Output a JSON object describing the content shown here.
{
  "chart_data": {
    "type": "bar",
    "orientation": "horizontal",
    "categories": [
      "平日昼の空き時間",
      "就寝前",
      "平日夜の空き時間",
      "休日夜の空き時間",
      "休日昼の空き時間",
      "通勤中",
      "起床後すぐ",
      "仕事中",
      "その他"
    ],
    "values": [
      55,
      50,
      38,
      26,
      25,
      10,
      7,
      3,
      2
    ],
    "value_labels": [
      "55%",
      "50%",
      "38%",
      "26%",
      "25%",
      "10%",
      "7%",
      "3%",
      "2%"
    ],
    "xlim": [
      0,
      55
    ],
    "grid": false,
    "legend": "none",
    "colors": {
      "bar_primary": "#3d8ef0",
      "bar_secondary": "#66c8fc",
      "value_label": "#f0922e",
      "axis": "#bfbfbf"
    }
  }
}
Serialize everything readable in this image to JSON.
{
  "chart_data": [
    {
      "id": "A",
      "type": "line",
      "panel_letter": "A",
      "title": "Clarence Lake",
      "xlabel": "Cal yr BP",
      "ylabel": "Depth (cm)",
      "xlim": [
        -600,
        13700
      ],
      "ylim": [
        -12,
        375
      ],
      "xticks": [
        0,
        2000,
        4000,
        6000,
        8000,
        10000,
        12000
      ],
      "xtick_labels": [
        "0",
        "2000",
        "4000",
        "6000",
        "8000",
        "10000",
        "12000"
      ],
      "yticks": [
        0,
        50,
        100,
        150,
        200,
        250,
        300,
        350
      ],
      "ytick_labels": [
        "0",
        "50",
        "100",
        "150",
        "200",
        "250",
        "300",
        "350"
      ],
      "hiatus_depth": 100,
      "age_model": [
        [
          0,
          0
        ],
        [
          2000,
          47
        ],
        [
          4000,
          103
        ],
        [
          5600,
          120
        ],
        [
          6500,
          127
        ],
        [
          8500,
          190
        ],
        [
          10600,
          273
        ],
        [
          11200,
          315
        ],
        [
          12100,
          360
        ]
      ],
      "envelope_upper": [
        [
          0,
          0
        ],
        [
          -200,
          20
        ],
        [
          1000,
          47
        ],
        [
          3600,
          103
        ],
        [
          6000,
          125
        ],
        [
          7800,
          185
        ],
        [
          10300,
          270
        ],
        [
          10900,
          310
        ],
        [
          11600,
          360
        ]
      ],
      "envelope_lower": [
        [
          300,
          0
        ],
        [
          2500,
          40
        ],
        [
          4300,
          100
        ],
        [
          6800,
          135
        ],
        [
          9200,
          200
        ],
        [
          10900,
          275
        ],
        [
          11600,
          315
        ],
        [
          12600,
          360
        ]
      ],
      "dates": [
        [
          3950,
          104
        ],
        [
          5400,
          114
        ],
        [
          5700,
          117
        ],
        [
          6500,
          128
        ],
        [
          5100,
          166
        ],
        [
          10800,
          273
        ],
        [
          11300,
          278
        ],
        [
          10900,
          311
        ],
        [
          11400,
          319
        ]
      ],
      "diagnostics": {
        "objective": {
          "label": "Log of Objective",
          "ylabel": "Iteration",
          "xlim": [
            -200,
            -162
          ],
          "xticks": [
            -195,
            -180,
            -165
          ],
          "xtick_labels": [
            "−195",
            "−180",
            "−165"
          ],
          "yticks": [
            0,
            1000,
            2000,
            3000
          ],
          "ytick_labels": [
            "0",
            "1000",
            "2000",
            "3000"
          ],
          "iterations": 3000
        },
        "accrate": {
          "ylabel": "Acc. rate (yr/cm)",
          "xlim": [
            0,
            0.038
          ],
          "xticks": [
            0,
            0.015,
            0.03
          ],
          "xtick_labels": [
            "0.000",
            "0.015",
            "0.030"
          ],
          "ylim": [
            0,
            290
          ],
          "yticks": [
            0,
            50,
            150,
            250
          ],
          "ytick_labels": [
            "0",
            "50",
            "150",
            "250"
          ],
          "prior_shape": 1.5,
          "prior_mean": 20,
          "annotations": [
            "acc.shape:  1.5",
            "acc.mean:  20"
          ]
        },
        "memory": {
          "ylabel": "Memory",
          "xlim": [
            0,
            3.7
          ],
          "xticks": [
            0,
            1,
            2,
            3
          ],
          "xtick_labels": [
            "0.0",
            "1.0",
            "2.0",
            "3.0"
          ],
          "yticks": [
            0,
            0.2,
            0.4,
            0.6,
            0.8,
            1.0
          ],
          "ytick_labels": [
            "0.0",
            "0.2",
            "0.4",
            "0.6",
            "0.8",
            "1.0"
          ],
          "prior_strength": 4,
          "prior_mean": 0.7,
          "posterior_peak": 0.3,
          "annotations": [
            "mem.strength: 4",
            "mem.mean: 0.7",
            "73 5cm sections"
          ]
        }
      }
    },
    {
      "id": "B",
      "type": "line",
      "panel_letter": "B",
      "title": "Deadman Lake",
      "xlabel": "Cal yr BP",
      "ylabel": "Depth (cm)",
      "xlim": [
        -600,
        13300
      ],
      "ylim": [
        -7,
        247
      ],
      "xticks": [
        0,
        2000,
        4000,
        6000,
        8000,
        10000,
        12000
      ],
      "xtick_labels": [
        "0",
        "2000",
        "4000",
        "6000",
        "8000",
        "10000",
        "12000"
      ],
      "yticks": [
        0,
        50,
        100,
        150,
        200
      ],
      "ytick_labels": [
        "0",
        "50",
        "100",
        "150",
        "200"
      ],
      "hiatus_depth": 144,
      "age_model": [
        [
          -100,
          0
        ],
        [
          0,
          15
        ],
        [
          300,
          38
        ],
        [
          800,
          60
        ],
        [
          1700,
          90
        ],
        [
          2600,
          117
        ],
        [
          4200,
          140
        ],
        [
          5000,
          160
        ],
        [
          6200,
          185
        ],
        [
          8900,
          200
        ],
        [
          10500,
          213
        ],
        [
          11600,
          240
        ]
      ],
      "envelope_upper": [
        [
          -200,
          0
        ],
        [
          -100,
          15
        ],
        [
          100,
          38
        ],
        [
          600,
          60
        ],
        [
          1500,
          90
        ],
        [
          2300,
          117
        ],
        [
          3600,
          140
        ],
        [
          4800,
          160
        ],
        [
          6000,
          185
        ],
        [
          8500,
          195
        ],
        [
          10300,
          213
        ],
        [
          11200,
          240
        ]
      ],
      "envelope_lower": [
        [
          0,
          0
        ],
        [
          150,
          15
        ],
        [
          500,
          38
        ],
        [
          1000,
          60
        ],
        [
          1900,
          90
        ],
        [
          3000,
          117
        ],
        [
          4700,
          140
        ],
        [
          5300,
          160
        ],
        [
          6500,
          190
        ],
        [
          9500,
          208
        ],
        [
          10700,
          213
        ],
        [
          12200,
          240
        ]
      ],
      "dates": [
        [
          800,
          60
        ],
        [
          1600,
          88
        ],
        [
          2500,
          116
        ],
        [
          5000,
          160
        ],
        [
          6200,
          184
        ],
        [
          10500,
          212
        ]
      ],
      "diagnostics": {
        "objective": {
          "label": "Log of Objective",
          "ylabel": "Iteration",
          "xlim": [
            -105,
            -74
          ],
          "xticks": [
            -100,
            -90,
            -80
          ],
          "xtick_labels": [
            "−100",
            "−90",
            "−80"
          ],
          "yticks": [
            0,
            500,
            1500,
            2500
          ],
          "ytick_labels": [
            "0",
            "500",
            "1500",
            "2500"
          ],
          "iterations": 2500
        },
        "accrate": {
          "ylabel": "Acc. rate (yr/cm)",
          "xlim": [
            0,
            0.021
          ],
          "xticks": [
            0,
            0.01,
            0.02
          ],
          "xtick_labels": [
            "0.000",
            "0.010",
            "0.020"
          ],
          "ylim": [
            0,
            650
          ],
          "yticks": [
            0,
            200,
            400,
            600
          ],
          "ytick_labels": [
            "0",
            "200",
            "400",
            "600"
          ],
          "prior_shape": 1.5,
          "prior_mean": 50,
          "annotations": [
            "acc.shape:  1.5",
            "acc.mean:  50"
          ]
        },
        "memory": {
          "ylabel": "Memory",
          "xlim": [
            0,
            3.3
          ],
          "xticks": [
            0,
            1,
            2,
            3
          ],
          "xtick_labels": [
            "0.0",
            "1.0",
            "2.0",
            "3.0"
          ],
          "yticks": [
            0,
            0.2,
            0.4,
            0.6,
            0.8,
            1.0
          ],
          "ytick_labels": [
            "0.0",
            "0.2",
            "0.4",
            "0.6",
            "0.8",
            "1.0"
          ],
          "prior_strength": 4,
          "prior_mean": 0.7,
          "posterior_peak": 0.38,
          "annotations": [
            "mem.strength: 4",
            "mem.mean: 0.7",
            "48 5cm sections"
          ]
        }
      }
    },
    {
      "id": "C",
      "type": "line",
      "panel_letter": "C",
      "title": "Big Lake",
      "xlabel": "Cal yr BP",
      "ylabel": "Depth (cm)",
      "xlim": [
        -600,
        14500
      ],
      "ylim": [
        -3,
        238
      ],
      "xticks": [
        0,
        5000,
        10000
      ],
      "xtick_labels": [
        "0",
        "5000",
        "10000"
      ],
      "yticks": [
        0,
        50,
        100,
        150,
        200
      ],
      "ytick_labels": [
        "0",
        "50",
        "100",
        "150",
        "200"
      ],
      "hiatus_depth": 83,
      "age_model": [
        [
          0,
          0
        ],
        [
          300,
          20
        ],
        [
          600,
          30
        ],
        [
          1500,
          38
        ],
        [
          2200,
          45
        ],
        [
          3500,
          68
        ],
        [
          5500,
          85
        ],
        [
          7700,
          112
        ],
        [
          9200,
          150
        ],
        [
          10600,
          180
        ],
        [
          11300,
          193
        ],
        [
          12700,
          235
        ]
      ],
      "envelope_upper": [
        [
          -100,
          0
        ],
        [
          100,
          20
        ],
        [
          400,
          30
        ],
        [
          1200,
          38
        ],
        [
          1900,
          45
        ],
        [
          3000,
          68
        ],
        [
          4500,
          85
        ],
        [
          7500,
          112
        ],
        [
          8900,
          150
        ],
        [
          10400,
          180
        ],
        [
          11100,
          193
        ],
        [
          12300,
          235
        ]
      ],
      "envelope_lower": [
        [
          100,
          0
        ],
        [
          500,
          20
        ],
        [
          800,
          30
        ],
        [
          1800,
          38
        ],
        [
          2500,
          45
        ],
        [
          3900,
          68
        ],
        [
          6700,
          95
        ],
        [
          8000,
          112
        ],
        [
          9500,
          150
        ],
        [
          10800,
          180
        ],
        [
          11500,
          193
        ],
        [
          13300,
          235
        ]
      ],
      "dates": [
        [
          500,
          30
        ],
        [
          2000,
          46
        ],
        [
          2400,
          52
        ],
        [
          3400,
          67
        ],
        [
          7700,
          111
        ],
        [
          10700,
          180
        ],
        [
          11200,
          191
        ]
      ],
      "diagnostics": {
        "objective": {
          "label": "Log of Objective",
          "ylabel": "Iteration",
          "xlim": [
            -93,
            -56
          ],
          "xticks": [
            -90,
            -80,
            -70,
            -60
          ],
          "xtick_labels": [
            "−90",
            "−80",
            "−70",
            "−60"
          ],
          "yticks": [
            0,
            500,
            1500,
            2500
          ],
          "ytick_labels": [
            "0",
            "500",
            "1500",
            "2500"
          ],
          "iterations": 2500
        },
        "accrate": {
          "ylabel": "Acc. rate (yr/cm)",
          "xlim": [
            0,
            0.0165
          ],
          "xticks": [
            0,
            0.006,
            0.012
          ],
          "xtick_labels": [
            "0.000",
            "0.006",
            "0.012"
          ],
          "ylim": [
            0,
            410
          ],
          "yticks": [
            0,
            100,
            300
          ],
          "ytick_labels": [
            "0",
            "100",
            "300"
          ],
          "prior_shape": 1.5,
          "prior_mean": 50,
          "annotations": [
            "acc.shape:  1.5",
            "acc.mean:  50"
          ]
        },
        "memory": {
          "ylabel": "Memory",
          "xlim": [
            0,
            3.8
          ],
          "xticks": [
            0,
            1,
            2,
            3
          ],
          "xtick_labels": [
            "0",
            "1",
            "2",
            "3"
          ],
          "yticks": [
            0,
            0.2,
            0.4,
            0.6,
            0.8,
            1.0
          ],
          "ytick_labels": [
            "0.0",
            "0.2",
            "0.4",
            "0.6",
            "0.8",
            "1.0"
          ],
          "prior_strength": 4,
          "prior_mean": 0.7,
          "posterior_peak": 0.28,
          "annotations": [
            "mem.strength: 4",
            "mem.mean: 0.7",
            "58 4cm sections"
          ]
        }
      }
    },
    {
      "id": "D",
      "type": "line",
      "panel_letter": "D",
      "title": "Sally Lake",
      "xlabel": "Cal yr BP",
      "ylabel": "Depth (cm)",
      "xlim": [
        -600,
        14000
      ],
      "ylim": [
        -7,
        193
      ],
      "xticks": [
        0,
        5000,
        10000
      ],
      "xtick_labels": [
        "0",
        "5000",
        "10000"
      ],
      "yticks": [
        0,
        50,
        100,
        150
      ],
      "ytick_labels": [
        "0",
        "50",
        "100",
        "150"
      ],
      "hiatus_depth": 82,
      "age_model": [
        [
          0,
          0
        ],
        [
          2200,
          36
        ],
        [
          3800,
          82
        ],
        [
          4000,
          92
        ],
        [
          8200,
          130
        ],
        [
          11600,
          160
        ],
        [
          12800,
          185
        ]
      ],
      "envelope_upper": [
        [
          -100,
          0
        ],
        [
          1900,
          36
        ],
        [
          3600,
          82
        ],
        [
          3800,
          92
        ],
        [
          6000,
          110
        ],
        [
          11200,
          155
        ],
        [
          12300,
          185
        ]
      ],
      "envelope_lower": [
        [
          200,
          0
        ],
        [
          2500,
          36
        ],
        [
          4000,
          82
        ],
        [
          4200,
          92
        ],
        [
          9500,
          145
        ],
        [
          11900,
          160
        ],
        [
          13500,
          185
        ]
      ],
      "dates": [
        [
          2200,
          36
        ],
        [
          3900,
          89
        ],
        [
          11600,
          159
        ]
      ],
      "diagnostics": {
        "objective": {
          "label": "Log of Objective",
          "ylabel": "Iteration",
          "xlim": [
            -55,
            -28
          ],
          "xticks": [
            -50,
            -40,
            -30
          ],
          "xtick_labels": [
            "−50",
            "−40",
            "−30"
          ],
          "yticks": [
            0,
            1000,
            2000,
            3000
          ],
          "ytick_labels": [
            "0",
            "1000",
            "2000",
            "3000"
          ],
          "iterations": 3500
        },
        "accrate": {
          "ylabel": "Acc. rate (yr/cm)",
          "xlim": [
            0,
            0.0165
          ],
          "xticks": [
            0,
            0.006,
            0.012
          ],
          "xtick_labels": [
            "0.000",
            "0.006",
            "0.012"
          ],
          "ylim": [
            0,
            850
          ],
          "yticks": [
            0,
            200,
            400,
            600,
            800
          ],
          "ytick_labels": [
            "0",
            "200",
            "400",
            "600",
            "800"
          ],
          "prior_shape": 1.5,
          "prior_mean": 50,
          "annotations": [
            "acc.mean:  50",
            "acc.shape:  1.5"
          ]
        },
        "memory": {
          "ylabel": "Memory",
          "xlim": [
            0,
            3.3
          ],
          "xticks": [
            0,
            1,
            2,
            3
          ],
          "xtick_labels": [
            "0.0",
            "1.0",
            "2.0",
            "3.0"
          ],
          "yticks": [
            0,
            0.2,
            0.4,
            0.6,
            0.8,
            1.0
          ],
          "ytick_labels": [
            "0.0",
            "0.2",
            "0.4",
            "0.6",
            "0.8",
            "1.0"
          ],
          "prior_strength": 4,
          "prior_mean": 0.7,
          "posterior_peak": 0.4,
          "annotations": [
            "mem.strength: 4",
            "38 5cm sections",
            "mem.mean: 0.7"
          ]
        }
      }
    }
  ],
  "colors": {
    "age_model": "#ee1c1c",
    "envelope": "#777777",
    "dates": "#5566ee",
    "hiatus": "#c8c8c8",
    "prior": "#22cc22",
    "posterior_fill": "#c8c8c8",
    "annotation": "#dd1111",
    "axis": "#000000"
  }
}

:: What is required ::
Lines that include the word "iterations" are to be extracted from the data above.

:: Output for this exercise ::
          "iterations": 3000
          "iterations": 2500
          "iterations": 2500
          "iterations": 3500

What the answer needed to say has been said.